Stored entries
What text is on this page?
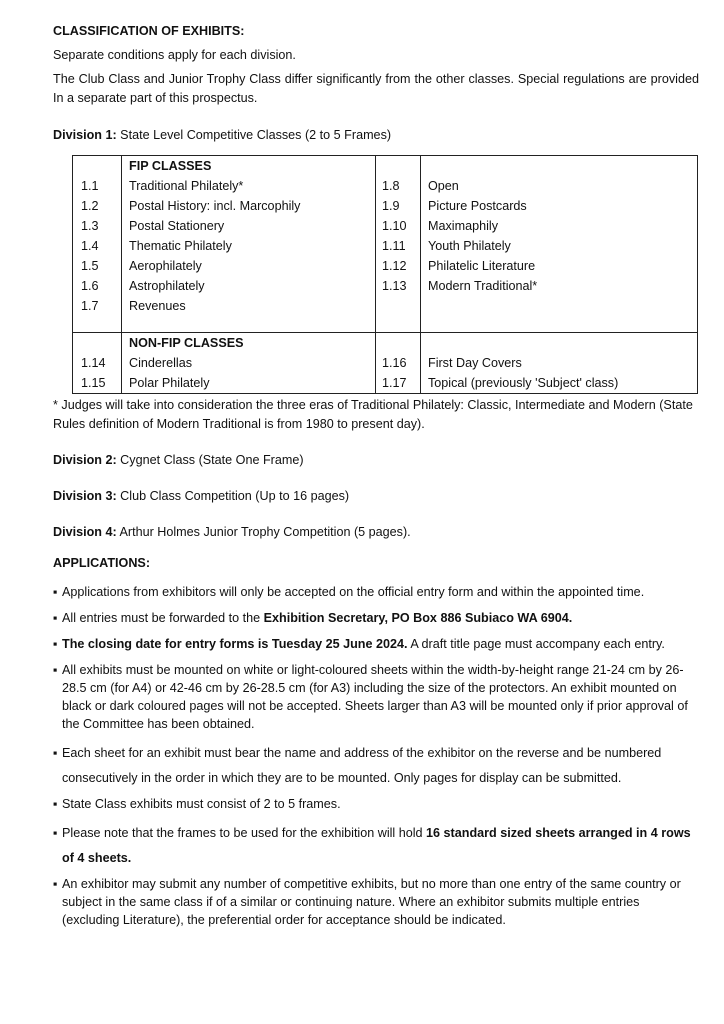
CLASSIFICATION OF EXHIBITS:

Separate conditions apply for each division.

The Club Class and Junior Trophy Class differ significantly from the other classes. Special regulations are provided In a separate part of this prospectus.

Division 1: State Level Competitive Classes (2 to 5 Frames)

	FIP CLASSES		
1.1	Traditional Philately*	1.8	Open
1.2	Postal History: incl. Marcophily	1.9	Picture Postcards
1.3	Postal Stationery	1.10	Maximaphily
1.4	Thematic Philately	1.11	Youth Philately
1.5	Aerophilately	1.12	Philatelic Literature
1.6	Astrophilately	1.13	Modern Traditional*
1.7	Revenues		

	NON-FIP CLASSES		
1.14	Cinderellas	1.16	First Day Covers
1.15	Polar Philately	1.17	Topical (previously 'Subject' class)

* Judges will take into consideration the three eras of Traditional Philately: Classic, Intermediate and Modern (State Rules definition of Modern Traditional is from 1980 to present day).

Division 2: Cygnet Class (State One Frame)

Division 3: Club Class Competition (Up to 16 pages)

Division 4: Arthur Holmes Junior Trophy Competition (5 pages).

APPLICATIONS:

▪ Applications from exhibitors will only be accepted on the official entry form and within the appointed time.
▪ All entries must be forwarded to the Exhibition Secretary, PO Box 886 Subiaco WA 6904.
▪ The closing date for entry forms is Tuesday 25 June 2024. A draft title page must accompany each entry.
▪ All exhibits must be mounted on white or light-coloured sheets within the width-by-height range 21-24 cm by 26-28.5 cm (for A4) or 42-46 cm by 26-28.5 cm (for A3) including the size of the protectors. An exhibit mounted on black or dark coloured pages will not be accepted. Sheets larger than A3 will be mounted only if prior approval of the Committee has been obtained.
▪ Each sheet for an exhibit must bear the name and address of the exhibitor on the reverse and be numbered consecutively in the order in which they are to be mounted. Only pages for display can be submitted.
▪ State Class exhibits must consist of 2 to 5 frames.
▪ Please note that the frames to be used for the exhibition will hold 16 standard sized sheets arranged in 4 rows of 4 sheets.
▪ An exhibitor may submit any number of competitive exhibits, but no more than one entry of the same country or subject in the same class if of a similar or continuing nature. Where an exhibitor submits multiple entries (excluding Literature), the preferential order for acceptance should be indicated.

▸ **EXERCISE DIRECTIONS**: The records are above. How many lines in them contain the word "Traditional"? Give the number alone.

▸ **FINISHED EXERCISE**: 3